> **ENTRIES PROVIDED**:
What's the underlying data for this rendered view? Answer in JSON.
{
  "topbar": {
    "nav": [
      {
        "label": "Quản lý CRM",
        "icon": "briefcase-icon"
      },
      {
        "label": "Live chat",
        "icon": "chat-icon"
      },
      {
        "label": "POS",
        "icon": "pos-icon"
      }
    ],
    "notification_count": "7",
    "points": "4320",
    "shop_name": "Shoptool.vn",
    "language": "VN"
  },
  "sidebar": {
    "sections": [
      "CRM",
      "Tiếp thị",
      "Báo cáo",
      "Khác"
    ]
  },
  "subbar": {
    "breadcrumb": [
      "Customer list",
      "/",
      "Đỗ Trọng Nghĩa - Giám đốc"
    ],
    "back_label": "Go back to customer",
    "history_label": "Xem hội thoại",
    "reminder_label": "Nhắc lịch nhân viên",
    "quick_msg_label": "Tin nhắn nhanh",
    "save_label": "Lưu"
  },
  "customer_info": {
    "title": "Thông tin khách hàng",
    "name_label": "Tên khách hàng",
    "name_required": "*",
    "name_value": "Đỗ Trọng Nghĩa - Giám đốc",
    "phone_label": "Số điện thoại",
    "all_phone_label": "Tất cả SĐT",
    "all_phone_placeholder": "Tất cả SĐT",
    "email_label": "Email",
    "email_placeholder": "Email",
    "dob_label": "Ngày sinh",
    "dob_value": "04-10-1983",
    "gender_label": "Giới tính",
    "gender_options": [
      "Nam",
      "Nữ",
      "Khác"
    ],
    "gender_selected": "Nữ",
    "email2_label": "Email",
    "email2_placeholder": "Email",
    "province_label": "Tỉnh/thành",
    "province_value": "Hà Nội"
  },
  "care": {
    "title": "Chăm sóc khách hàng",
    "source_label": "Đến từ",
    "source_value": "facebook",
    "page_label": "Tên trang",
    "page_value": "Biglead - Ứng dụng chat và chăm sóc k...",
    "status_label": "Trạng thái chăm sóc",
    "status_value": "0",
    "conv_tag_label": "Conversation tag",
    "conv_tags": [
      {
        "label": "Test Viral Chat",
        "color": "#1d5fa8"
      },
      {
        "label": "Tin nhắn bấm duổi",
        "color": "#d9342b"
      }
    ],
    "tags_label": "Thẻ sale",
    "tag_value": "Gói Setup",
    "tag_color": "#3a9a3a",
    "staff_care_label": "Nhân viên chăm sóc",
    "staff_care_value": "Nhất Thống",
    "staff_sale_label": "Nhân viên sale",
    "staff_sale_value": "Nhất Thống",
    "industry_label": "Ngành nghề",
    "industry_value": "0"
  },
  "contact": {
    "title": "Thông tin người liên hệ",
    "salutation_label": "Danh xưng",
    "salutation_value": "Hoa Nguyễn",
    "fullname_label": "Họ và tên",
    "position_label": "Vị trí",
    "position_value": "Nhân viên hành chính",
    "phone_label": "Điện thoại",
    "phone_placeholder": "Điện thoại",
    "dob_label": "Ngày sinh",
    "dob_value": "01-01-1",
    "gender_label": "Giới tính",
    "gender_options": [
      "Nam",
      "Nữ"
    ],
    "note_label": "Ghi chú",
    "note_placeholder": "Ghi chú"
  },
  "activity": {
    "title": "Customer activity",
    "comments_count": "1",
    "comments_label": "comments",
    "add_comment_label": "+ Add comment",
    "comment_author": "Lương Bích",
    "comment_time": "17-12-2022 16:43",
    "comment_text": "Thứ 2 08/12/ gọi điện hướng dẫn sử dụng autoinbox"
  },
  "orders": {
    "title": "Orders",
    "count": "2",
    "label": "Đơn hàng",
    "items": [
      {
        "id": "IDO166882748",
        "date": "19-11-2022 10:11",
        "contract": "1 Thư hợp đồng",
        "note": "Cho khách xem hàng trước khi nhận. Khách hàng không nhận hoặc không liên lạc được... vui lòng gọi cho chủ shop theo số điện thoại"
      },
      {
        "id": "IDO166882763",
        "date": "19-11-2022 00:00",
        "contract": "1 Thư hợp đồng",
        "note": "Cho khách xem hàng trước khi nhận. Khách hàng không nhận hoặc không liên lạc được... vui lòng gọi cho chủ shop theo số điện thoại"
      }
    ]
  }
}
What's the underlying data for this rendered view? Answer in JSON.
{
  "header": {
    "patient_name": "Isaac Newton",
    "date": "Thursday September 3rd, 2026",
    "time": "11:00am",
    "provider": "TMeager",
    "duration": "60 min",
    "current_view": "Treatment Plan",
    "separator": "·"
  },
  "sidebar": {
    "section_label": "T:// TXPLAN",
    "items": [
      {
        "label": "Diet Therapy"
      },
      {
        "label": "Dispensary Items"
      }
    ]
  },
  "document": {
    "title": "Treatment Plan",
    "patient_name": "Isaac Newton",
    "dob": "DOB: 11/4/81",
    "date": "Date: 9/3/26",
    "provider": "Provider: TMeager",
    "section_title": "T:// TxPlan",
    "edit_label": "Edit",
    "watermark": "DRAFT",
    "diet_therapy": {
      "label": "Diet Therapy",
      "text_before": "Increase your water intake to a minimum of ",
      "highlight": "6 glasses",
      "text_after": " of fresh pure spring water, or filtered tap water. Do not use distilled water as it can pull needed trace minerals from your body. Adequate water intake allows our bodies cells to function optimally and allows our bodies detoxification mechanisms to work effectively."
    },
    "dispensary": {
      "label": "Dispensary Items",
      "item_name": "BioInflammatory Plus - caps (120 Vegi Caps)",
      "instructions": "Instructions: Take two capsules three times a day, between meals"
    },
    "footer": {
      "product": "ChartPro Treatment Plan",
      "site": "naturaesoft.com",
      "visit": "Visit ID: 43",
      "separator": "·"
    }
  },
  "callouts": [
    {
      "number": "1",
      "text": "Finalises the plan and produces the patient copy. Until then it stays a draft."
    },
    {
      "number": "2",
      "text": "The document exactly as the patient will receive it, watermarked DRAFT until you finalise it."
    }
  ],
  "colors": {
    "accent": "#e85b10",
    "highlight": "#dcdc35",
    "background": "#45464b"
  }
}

> **DESCRIPTION OF THE TASK**: Copy every line of the material above in which the string "provider" can be found.

> **SOLUTION FOR THIS TASK**:
    "provider": "TMeager",
    "provider": "Provider: TMeager",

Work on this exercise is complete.